Quote every line as given.

******

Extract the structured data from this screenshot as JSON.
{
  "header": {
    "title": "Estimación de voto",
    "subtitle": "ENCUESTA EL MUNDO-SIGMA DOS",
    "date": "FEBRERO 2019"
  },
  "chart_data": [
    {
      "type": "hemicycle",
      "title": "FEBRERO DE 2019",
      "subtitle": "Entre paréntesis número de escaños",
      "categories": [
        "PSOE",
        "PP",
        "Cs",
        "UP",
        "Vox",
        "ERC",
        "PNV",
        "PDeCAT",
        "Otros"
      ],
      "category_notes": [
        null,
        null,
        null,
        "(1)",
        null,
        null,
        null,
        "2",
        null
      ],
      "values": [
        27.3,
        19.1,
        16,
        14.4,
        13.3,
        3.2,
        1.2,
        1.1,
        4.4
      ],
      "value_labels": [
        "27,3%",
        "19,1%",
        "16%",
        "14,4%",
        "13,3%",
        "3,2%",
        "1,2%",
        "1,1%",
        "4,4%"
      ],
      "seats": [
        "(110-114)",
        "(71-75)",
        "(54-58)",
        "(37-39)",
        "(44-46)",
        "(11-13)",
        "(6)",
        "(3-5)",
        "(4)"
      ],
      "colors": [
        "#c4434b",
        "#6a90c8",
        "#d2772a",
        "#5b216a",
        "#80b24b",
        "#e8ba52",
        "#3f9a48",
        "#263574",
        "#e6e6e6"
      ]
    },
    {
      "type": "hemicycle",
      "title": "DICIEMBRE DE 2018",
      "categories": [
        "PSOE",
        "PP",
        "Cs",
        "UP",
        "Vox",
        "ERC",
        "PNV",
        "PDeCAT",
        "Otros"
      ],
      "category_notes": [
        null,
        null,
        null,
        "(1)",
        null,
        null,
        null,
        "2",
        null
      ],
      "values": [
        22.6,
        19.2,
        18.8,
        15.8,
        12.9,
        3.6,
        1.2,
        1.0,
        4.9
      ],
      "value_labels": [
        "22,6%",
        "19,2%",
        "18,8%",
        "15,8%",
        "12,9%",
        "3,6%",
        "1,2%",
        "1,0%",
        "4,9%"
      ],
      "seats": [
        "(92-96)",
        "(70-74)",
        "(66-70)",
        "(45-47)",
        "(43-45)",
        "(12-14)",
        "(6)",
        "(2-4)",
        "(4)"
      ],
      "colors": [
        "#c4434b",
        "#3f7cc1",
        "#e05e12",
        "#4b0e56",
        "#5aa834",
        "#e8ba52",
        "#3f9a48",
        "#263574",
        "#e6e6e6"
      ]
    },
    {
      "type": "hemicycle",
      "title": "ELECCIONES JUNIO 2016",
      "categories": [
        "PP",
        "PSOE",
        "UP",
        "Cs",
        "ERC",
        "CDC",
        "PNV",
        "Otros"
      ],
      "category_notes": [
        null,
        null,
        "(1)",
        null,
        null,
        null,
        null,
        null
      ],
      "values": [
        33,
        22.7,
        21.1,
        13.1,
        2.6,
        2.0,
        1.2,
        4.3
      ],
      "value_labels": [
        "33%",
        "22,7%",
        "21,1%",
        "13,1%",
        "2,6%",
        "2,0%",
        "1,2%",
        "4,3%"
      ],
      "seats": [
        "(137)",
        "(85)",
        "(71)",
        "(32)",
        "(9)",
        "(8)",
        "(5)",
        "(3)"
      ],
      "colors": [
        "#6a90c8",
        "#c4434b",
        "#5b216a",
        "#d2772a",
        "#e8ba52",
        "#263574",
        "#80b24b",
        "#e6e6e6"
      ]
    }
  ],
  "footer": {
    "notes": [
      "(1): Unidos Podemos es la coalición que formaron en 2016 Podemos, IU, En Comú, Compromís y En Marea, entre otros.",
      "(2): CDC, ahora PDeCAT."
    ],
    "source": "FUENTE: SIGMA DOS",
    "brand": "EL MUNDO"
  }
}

******

== SOLUTION TO THIS PROBLEM ==
Extract the structured data from this screenshot as JSON.
{
  "header": {
    "title": "Estimación de voto",
    "subtitle": "ENCUESTA EL MUNDO-SIGMA DOS",
    "date": "FEBRERO 2019"
  },
  "chart_data": [
    {
      "type": "hemicycle",
      "title": "FEBRERO DE 2019",
      "subtitle": "Entre paréntesis número de escaños",
      "categories": [
        "PSOE",
        "PP",
        "Cs",
        "UP",
        "Vox",
        "ERC",
        "PNV",
        "PDeCAT",
        "Otros"
      ],
      "category_notes": [
        null,
        null,
        null,
        "(1)",
        null,
        null,
        null,
        "2",
        null
      ],
      "values": [
        27.3,
        19.1,
        16,
        14.4,
        13.3,
        3.2,
        1.2,
        1.1,
        4.4
      ],
      "value_labels": [
        "27,3%",
        "19,1%",
        "16%",
        "14,4%",
        "13,3%",
        "3,2%",
        "1,2%",
        "1,1%",
        "4,4%"
      ],
      "seats": [
        "(110-114)",
        "(71-75)",
        "(54-58)",
        "(37-39)",
        "(44-46)",
        "(11-13)",
        "(6)",
        "(3-5)",
        "(4)"
      ],
      "colors": [
        "#c4434b",
        "#6a90c8",
        "#d2772a",
        "#5b216a",
        "#80b24b",
        "#e8ba52",
        "#3f9a48",
        "#263574",
        "#e6e6e6"
      ]
    },
    {
      "type": "hemicycle",
      "title": "DICIEMBRE DE 2018",
      "categories": [
        "PSOE",
        "PP",
        "Cs",
        "UP",
        "Vox",
        "ERC",
        "PNV",
        "PDeCAT",
        "Otros"
      ],
      "category_notes": [
        null,
        null,
        null,
        "(1)",
        null,
        null,
        null,
        "2",
        null
      ],
      "values": [
        22.6,
        19.2,
        18.8,
        15.8,
        12.9,
        3.6,
        1.2,
        1.0,
        4.9
      ],
      "value_labels": [
        "22,6%",
        "19,2%",
        "18,8%",
        "15,8%",
        "12,9%",
        "3,6%",
        "1,2%",
        "1,0%",
        "4,9%"
      ],
      "seats": [
        "(92-96)",
        "(70-74)",
        "(66-70)",
        "(45-47)",
        "(43-45)",
        "(12-14)",
        "(6)",
        "(2-4)",
        "(4)"
      ],
      "colors": [
        "#c4434b",
        "#3f7cc1",
        "#e05e12",
        "#4b0e56",
        "#5aa834",
        "#e8ba52",
        "#3f9a48",
        "#263574",
        "#e6e6e6"
      ]
    },
    {
      "type": "hemicycle",
      "title": "ELECCIONES JUNIO 2016",
      "categories": [
        "PP",
        "PSOE",
        "UP",
        "Cs",
        "ERC",
        "CDC",
        "PNV",
        "Otros"
      ],
      "category_notes": [
        null,
        null,
        "(1)",
        null,
        null,
        null,
        null,
        null
      ],
      "values": [
        33,
        22.7,
        21.1,
        13.1,
        2.6,
        2.0,
        1.2,
        4.3
      ],
      "value_labels": [
        "33%",
        "22,7%",
        "21,1%",
        "13,1%",
        "2,6%",
        "2,0%",
        "1,2%",
        "4,3%"
      ],
      "seats": [
        "(137)",
        "(85)",
        "(71)",
        "(32)",
        "(9)",
        "(8)",
        "(5)",
        "(3)"
      ],
      "colors": [
        "#6a90c8",
        "#c4434b",
        "#5b216a",
        "#d2772a",
        "#e8ba52",
        "#263574",
        "#80b24b",
        "#e6e6e6"
      ]
    }
  ],
  "footer": {
    "notes": [
      "(1): Unidos Podemos es la coalición que formaron en 2016 Podemos, IU, En Comú, Compromís y En Marea, entre otros.",
      "(2): CDC, ahora PDeCAT."
    ],
    "source": "FUENTE: SIGMA DOS",
    "brand": "EL MUNDO"
  }
}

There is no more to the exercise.